▼▼▼

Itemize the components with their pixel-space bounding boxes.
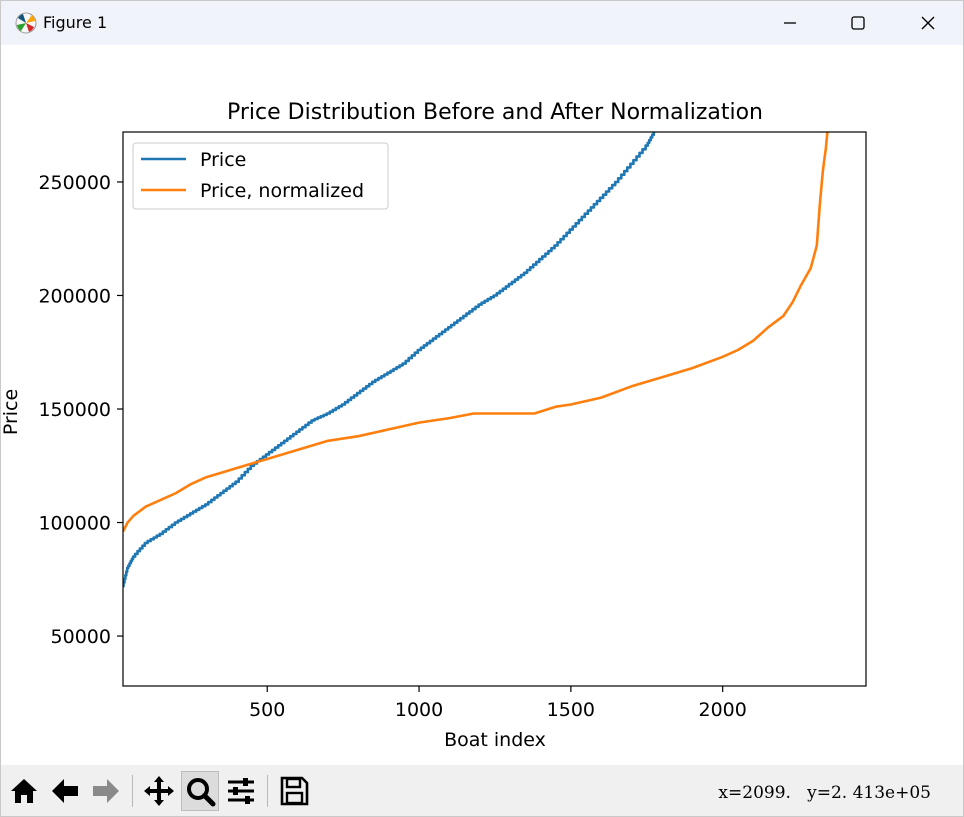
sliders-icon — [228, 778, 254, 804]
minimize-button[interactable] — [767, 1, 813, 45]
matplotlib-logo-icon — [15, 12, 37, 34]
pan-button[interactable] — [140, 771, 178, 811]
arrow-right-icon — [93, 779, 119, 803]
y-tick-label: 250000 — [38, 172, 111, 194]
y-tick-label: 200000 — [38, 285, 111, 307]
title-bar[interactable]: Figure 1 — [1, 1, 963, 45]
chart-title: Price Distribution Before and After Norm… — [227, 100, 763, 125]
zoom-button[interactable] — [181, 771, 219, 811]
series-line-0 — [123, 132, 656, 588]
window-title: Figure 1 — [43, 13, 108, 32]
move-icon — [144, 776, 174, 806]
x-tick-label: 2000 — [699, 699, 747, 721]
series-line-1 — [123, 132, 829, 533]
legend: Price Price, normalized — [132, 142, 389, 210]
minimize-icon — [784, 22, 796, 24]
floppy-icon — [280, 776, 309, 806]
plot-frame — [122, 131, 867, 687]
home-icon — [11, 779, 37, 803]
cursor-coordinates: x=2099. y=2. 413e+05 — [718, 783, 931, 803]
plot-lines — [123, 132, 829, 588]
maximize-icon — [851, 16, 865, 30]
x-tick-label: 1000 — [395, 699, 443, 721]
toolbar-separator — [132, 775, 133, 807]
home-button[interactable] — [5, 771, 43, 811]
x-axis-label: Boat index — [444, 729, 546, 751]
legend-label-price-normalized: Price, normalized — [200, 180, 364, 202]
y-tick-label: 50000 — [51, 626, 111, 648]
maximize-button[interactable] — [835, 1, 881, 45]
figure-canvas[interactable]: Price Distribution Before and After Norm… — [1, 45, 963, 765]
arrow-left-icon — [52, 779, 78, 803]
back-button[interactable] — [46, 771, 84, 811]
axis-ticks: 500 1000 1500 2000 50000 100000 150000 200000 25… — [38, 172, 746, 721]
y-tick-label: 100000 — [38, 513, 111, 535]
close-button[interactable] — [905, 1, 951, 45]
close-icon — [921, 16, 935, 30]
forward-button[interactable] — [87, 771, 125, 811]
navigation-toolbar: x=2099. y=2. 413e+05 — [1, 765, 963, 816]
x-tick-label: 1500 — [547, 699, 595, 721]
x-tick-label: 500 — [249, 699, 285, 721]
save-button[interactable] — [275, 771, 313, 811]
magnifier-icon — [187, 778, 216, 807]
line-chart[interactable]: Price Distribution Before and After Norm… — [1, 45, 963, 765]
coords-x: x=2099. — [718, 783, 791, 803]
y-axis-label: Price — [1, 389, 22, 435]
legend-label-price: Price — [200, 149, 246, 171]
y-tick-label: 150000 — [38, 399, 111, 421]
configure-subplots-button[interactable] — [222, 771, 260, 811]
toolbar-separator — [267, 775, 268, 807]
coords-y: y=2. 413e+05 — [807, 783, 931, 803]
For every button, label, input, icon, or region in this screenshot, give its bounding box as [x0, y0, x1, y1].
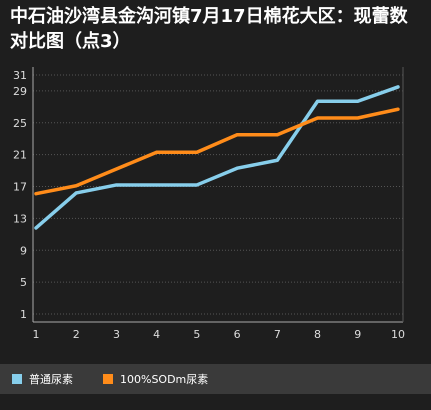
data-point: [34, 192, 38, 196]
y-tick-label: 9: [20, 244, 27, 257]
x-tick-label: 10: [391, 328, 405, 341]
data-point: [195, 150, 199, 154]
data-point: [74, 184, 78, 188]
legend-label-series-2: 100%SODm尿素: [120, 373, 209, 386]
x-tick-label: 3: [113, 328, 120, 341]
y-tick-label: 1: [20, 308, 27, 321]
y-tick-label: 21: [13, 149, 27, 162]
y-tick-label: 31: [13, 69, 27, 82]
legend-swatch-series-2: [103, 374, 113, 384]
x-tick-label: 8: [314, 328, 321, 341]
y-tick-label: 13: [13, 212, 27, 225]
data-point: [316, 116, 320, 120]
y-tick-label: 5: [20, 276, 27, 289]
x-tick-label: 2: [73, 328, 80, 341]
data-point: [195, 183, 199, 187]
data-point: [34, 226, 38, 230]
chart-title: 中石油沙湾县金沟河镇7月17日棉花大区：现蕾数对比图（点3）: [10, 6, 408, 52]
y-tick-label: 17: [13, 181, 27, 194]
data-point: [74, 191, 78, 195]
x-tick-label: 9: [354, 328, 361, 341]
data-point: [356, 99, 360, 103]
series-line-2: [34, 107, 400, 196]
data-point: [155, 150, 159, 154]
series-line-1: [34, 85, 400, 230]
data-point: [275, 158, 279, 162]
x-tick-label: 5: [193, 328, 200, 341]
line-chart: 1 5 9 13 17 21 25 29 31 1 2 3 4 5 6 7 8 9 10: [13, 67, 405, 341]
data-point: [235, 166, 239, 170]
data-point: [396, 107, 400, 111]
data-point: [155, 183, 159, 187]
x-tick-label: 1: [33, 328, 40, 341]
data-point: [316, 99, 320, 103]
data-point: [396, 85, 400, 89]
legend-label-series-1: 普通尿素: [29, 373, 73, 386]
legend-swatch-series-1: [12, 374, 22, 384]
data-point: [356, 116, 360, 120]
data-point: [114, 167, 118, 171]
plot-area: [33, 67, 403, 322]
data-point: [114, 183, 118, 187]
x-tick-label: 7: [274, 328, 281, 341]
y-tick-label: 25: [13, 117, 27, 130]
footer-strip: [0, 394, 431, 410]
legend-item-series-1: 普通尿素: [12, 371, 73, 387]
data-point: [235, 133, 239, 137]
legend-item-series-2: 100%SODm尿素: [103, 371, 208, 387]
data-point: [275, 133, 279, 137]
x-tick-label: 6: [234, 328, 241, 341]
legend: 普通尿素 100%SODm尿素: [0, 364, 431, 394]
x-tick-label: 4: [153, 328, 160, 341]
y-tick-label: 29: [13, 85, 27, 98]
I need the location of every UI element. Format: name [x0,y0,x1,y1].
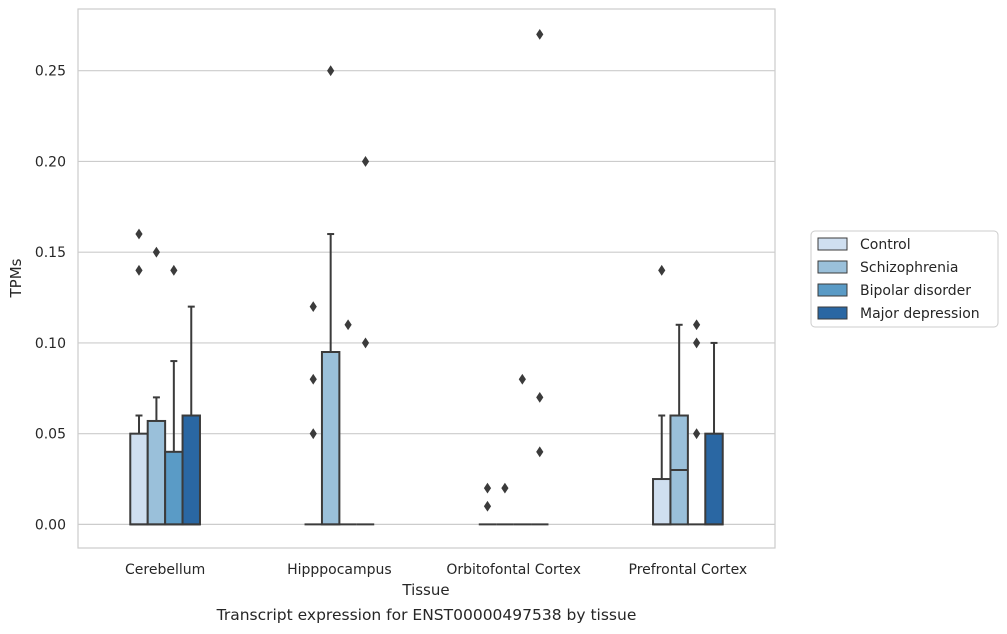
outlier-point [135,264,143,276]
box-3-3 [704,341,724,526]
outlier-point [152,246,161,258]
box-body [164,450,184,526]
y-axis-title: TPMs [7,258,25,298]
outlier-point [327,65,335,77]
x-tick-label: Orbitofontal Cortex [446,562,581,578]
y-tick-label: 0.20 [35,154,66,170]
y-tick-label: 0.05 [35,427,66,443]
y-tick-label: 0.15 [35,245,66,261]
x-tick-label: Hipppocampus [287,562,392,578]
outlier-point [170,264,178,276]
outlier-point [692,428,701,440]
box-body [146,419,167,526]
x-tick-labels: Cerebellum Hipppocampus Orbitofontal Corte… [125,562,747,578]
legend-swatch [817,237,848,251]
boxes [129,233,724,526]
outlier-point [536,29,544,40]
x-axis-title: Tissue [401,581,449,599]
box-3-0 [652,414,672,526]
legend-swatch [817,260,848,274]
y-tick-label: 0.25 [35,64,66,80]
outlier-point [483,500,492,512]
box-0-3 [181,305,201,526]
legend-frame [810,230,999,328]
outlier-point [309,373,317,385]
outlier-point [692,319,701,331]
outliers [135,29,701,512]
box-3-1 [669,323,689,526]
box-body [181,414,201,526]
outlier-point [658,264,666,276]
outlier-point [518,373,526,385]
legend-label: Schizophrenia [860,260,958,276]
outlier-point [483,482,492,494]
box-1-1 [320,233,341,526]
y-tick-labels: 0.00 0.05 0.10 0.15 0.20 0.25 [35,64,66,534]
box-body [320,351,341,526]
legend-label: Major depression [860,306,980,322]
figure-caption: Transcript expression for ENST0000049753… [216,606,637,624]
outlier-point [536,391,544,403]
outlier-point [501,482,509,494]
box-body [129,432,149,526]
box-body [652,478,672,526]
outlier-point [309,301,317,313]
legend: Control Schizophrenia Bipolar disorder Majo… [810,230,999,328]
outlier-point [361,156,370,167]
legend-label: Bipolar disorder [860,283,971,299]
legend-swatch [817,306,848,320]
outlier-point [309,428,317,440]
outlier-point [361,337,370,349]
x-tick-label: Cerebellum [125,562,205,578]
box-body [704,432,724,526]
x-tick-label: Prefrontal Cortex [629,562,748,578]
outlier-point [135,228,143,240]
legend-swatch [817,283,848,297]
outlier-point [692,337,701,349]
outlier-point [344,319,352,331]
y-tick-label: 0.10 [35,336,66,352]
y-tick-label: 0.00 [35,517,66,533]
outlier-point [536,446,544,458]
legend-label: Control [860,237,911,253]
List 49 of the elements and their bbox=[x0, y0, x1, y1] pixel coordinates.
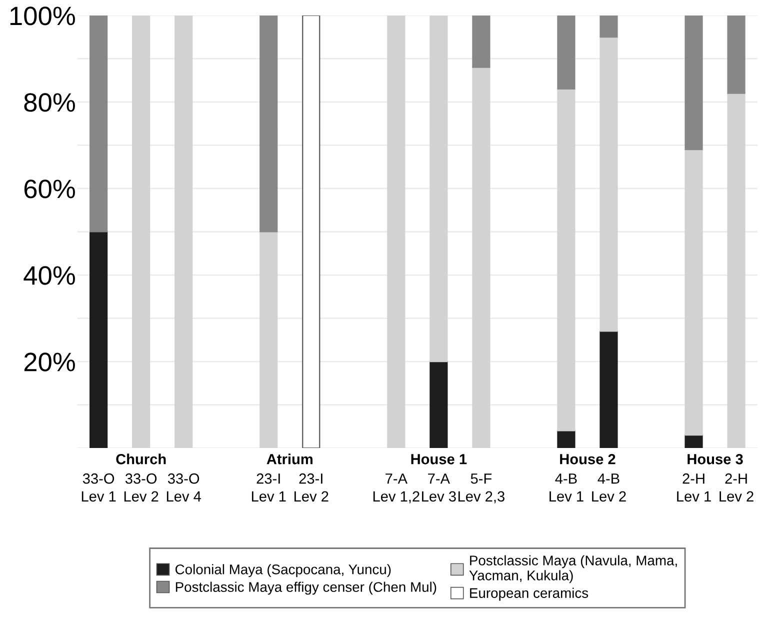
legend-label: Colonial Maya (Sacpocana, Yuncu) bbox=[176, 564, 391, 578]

▲▲▲

> **WHAT THE TASK ASKS**:
Copy out the lines starting with the line containing "sliders-icon — [228, 778, 254, 804]" and going on through the line containing "title-bar[interactable]: Figure 1", with both of those lines included.

> **FULL SOLUTION**:
sliders-icon — [228, 778, 254, 804]
minimize-button[interactable] — [767, 1, 813, 45]
matplotlib-logo-icon — [15, 12, 37, 34]
pan-button[interactable] — [140, 771, 178, 811]
arrow-right-icon — [93, 779, 119, 803]
y-tick-label: 250000 — [38, 172, 111, 194]
y-tick-label: 200000 — [38, 285, 111, 307]
title-bar[interactable]: Figure 1 — [1, 1, 963, 45]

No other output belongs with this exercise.